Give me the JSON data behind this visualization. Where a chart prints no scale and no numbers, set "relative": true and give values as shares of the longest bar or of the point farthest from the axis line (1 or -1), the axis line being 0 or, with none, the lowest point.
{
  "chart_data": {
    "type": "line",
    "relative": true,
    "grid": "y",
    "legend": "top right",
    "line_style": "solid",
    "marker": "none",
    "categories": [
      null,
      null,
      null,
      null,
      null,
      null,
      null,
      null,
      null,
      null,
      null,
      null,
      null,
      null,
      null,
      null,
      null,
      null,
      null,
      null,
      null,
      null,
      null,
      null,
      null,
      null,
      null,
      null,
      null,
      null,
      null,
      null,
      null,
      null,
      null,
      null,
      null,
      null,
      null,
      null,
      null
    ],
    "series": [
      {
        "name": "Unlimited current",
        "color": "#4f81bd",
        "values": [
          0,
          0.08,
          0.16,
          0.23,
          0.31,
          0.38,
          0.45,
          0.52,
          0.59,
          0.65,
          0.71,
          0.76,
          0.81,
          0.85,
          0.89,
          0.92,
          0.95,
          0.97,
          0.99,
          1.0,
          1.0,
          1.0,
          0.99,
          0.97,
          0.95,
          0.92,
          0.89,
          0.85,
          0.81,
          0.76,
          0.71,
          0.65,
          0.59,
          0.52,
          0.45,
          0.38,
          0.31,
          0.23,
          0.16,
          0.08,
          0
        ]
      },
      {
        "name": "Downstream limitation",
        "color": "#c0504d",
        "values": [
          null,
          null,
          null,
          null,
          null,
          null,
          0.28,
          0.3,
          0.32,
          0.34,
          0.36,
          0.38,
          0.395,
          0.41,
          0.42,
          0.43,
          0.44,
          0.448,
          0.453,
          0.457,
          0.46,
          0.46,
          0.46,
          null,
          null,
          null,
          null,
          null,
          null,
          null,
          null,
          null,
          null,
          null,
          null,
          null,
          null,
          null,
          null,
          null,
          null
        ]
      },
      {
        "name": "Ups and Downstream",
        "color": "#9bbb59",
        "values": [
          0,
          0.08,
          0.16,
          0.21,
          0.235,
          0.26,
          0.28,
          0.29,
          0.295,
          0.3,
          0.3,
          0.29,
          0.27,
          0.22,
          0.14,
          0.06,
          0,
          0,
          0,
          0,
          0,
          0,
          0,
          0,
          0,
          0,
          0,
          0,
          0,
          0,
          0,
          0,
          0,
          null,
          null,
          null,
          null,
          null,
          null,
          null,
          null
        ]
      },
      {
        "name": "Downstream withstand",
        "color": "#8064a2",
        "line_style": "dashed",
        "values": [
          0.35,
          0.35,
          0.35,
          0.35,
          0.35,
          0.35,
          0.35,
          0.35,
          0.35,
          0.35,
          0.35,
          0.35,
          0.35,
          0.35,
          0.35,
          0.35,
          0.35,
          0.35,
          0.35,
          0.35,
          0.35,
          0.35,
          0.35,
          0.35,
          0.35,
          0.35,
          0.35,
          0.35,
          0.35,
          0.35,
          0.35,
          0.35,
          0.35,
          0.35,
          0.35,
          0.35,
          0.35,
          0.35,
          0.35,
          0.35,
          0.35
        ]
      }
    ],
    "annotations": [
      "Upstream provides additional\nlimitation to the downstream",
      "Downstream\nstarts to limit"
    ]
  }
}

DIRECTIVE:
In the records, locate each line holding the string "name" and copy it.

THE REPLY:
        "name": "Unlimited current",
        "name": "Downstream limitation",
        "name": "Ups and Downstream",
        "name": "Downstream withstand",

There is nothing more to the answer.